§ **Aim of the task**: How many lines in the records below hold the string "Пенза"? Answer with the number alone.

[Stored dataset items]
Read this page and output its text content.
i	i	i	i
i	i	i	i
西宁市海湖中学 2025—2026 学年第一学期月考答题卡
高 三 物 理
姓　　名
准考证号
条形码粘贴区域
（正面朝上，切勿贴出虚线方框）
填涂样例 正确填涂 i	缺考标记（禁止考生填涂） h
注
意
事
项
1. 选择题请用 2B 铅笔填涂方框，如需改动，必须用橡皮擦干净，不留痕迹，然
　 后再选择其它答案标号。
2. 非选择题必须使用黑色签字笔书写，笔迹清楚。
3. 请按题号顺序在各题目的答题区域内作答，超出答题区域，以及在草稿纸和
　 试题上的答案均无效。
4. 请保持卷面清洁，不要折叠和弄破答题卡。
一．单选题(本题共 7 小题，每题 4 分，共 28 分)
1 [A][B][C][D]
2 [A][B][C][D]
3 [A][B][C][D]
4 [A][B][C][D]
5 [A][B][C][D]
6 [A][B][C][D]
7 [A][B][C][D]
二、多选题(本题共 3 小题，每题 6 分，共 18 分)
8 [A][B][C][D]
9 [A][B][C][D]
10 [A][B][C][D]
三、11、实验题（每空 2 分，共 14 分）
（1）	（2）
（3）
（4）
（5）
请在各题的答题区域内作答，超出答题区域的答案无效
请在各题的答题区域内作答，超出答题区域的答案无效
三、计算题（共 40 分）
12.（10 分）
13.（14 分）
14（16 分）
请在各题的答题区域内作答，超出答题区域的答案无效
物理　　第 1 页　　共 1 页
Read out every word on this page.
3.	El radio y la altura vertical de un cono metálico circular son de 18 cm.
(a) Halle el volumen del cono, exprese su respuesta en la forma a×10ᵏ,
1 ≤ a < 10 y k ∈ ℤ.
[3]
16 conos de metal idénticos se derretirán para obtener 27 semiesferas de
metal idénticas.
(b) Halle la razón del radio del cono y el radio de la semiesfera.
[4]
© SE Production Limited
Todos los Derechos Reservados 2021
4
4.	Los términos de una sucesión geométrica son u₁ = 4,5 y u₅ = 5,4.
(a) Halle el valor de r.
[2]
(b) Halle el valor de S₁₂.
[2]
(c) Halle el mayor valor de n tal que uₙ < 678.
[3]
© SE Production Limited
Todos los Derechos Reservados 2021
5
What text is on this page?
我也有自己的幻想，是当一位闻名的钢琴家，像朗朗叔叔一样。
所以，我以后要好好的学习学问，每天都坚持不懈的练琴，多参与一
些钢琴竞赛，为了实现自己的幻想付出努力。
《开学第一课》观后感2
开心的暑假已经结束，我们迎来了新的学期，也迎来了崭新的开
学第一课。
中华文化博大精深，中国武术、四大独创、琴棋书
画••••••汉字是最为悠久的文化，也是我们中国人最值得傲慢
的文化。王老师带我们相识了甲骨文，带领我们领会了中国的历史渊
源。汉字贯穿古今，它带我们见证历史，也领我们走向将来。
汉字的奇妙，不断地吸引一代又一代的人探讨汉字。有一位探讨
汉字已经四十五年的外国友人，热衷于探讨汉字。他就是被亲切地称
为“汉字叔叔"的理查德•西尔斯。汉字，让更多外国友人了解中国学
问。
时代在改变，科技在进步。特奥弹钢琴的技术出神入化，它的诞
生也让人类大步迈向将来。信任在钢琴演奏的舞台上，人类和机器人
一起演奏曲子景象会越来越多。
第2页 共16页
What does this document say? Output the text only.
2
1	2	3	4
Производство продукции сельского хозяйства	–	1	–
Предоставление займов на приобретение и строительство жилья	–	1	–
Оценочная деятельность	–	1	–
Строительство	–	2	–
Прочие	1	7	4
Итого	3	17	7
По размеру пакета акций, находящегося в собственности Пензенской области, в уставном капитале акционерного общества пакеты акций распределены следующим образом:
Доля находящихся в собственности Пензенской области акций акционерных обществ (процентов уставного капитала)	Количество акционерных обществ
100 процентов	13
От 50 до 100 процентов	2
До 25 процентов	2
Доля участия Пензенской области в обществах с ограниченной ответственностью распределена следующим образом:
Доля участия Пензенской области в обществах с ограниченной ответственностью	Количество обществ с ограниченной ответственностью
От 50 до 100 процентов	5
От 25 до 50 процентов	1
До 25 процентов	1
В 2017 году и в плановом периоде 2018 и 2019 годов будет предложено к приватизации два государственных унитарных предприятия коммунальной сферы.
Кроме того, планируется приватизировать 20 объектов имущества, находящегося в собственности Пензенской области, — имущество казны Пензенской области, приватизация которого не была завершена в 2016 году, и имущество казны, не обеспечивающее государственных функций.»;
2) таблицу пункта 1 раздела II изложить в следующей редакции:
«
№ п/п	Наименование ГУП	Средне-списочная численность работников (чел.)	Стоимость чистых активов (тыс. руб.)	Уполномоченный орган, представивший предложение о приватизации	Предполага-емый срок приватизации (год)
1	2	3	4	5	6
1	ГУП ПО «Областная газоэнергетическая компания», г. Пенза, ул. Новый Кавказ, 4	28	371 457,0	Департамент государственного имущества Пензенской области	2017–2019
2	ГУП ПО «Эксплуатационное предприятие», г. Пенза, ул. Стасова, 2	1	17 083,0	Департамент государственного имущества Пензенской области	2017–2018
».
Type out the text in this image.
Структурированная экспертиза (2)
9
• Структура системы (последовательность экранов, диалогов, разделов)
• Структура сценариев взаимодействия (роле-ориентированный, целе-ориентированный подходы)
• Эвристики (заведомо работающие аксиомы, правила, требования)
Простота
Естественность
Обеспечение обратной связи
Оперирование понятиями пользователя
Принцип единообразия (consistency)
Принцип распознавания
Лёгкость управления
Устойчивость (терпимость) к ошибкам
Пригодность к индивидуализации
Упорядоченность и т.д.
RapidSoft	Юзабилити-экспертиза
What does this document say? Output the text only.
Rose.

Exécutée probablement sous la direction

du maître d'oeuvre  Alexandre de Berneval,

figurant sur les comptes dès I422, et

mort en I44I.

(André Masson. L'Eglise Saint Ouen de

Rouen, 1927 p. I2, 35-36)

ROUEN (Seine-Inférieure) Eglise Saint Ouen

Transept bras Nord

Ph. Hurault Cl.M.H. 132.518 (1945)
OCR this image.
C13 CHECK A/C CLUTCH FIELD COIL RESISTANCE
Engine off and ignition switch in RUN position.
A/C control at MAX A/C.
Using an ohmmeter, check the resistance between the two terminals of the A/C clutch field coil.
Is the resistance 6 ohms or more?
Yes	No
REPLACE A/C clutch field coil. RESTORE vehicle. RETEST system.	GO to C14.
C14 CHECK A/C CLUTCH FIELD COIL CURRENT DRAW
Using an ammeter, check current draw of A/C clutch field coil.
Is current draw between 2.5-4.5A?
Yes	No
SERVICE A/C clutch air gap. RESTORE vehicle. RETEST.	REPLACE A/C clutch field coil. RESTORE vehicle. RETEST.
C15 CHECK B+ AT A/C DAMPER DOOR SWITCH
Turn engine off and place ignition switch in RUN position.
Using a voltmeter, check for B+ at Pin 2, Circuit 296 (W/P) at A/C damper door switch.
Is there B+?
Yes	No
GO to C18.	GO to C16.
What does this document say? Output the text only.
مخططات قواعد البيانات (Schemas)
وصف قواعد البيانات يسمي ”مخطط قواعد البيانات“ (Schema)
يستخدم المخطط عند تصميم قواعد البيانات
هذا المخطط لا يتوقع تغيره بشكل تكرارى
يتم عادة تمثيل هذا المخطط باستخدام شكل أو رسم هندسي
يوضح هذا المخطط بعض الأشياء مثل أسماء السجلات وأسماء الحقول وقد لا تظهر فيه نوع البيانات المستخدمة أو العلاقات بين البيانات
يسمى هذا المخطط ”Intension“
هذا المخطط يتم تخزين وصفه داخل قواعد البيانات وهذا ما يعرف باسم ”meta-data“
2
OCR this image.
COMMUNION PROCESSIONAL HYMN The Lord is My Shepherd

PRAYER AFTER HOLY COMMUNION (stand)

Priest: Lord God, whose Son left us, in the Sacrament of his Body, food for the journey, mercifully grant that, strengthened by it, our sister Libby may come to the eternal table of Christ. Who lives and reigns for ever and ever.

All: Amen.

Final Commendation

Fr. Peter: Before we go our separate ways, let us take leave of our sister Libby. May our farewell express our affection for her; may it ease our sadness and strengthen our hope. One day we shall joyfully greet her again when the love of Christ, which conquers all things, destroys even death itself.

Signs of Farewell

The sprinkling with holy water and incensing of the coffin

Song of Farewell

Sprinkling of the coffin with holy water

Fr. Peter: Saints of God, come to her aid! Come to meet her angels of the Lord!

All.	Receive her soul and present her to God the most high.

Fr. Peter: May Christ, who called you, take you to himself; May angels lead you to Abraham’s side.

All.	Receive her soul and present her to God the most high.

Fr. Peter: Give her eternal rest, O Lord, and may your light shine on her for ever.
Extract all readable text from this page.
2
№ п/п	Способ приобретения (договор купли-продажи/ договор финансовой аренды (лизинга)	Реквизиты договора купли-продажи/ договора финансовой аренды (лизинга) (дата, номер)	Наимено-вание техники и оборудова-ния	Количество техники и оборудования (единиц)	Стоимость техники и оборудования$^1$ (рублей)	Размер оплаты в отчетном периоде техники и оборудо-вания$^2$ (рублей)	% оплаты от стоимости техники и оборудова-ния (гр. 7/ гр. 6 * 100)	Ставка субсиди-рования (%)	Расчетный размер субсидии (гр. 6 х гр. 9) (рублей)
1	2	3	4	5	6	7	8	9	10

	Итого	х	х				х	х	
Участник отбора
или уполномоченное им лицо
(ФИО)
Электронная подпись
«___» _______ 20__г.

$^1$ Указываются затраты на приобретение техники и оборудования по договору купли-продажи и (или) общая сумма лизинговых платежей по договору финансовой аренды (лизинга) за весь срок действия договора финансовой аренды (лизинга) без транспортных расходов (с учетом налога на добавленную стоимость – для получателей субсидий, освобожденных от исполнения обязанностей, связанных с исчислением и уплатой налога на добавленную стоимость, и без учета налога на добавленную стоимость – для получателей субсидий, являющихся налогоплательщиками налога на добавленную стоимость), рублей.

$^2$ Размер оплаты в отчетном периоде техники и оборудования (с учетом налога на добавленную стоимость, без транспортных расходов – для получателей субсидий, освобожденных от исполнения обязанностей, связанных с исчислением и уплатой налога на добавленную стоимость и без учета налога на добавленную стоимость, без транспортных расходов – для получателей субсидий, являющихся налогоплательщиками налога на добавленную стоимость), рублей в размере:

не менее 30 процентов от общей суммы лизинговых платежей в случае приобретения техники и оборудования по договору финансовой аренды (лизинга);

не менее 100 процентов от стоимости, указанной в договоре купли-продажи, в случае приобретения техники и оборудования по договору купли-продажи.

§ **Solved exercise**: 2